Problem details -> Show all lines holding the string "this".
━━━━━━━━
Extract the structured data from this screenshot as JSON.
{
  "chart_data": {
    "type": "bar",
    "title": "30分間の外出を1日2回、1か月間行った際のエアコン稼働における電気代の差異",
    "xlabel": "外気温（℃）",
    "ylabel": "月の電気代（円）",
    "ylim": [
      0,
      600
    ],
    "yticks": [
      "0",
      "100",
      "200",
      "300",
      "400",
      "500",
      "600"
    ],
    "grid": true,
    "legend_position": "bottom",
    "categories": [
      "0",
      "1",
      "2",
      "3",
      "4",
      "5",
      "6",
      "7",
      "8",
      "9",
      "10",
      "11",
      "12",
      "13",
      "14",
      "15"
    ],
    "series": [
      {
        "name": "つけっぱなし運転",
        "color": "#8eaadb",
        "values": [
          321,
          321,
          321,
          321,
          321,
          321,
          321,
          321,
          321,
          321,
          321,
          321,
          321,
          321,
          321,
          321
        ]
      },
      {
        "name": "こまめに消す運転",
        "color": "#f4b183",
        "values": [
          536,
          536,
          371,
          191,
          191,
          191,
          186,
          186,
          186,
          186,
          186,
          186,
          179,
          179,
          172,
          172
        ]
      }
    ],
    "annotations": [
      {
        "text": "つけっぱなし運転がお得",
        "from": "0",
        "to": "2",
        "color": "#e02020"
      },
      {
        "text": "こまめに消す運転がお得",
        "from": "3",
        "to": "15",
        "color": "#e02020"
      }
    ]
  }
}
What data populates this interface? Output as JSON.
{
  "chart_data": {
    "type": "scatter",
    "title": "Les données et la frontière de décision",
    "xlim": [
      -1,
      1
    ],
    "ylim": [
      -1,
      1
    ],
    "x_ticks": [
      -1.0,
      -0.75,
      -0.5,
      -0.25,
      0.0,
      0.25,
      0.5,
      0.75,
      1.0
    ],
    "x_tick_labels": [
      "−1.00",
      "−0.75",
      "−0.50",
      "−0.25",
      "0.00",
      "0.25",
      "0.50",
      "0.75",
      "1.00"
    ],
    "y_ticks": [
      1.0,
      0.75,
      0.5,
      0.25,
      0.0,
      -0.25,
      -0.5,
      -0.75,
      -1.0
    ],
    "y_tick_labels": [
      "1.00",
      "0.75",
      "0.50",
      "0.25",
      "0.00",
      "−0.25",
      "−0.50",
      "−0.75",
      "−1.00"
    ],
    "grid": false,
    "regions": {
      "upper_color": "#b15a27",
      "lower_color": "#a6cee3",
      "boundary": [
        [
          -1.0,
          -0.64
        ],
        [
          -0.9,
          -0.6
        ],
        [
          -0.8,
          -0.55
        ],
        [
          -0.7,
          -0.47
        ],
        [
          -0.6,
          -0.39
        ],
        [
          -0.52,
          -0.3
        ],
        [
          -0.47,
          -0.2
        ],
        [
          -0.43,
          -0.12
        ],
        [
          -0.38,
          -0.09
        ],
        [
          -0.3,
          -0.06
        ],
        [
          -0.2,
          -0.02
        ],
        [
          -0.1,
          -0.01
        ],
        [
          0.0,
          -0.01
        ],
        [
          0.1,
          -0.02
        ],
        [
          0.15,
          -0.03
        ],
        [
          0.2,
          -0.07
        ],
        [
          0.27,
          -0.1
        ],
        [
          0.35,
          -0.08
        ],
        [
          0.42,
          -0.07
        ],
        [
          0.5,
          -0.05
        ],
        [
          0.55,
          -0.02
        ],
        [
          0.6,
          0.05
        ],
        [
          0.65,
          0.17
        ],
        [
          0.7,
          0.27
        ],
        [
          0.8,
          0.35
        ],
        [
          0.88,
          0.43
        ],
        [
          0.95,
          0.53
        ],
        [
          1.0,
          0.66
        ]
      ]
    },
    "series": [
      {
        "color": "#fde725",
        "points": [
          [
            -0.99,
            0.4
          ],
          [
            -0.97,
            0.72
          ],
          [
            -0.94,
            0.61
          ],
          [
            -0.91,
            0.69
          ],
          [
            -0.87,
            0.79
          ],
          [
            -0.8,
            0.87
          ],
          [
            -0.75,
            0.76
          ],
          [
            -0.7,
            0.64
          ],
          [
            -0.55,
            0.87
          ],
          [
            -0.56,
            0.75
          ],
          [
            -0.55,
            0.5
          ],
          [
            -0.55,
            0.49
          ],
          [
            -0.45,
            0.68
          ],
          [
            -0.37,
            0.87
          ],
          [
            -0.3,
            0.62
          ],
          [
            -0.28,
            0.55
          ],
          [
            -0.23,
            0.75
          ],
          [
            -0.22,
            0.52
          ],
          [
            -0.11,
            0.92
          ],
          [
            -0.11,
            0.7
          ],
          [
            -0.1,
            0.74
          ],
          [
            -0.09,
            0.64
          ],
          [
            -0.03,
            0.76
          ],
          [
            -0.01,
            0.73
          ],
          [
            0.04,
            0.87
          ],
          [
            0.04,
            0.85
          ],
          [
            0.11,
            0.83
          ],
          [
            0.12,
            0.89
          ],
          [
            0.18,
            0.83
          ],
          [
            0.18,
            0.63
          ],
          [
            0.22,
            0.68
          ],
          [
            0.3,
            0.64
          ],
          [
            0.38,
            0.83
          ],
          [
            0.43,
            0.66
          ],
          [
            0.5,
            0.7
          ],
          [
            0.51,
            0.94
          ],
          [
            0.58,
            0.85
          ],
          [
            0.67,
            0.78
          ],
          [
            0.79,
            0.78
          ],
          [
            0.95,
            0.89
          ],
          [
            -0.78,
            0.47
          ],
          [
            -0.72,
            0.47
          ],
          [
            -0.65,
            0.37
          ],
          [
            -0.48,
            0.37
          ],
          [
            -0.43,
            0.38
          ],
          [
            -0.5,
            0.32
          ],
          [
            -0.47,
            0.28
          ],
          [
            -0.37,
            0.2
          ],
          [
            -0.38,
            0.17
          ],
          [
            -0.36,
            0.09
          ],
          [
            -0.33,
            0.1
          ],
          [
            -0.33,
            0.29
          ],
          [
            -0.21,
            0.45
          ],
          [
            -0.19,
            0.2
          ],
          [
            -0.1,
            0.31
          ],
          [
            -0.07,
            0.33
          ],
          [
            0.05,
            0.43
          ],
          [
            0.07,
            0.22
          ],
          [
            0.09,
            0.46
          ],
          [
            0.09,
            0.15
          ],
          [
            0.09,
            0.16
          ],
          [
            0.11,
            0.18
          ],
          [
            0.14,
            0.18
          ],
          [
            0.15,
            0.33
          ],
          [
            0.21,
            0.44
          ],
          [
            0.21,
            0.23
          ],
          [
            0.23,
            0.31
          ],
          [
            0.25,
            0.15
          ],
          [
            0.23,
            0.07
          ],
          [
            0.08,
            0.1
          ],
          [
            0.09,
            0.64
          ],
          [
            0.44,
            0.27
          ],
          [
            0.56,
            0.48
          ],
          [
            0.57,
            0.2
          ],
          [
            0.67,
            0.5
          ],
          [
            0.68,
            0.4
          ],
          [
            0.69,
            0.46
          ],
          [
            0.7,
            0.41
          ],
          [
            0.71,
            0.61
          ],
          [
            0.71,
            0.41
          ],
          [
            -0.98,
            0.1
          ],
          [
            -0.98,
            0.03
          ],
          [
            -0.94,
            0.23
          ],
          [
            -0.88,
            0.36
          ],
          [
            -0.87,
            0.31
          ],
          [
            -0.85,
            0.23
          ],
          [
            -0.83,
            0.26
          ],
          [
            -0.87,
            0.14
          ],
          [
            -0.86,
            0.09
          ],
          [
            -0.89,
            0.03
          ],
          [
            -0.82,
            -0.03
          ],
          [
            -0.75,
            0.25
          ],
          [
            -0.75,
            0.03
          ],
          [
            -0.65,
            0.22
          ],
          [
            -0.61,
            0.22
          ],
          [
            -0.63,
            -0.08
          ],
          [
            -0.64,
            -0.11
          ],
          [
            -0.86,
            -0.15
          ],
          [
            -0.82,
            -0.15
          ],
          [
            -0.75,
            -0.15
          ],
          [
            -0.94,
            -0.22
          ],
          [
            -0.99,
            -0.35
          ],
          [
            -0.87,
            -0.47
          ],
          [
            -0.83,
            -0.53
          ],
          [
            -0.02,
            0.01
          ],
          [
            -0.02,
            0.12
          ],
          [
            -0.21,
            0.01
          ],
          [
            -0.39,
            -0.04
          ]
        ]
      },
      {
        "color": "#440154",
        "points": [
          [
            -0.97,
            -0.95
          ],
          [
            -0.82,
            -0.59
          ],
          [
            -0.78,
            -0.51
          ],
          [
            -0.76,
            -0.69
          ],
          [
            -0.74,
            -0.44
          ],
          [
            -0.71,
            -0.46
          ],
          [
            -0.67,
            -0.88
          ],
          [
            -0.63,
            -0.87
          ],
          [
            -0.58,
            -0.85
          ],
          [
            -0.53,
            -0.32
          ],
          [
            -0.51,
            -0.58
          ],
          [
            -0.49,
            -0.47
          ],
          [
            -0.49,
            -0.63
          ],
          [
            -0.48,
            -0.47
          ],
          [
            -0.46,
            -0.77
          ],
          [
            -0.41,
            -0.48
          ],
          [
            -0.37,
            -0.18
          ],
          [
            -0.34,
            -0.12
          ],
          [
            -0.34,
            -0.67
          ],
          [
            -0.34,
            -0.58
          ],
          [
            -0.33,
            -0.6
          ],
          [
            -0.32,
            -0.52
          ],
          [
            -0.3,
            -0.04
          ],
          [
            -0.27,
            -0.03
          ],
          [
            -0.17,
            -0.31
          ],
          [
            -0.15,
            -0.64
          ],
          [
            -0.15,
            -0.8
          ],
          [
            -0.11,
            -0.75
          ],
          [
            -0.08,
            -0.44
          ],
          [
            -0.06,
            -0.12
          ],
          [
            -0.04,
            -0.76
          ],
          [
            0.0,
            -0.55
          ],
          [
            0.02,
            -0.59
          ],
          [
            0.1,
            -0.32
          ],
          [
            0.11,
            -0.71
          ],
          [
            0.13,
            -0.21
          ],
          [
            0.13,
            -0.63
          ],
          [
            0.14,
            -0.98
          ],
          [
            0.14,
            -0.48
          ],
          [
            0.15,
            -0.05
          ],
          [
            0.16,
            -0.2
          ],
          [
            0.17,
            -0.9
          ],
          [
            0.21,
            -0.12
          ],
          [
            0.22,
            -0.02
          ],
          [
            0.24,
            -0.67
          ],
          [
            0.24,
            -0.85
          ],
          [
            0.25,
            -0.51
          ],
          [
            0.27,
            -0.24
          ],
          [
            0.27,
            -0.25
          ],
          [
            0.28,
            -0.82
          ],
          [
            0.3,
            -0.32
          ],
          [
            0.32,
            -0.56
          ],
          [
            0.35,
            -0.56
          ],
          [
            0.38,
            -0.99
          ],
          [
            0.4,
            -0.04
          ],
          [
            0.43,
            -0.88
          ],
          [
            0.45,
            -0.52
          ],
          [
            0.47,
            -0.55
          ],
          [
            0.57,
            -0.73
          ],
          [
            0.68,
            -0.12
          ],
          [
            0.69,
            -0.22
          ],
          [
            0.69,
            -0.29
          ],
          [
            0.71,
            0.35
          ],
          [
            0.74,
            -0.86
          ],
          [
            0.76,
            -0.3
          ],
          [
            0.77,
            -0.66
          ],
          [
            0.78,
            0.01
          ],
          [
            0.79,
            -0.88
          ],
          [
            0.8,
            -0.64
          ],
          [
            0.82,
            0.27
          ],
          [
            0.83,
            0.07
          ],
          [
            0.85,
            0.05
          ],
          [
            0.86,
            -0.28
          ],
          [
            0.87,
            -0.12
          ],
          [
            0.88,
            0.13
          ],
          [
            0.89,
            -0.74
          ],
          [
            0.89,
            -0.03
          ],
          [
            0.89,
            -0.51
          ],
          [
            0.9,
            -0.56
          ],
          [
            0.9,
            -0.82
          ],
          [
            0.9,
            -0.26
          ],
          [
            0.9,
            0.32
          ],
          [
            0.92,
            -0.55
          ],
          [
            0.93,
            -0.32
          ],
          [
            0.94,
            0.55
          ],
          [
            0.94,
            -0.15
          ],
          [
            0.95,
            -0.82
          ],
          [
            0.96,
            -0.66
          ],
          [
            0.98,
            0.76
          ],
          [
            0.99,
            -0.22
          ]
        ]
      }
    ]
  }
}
━━━━━━━━
Written answer ->
Extract the structured data from this screenshot as JSON.
What data populates this interface? Output as JSON.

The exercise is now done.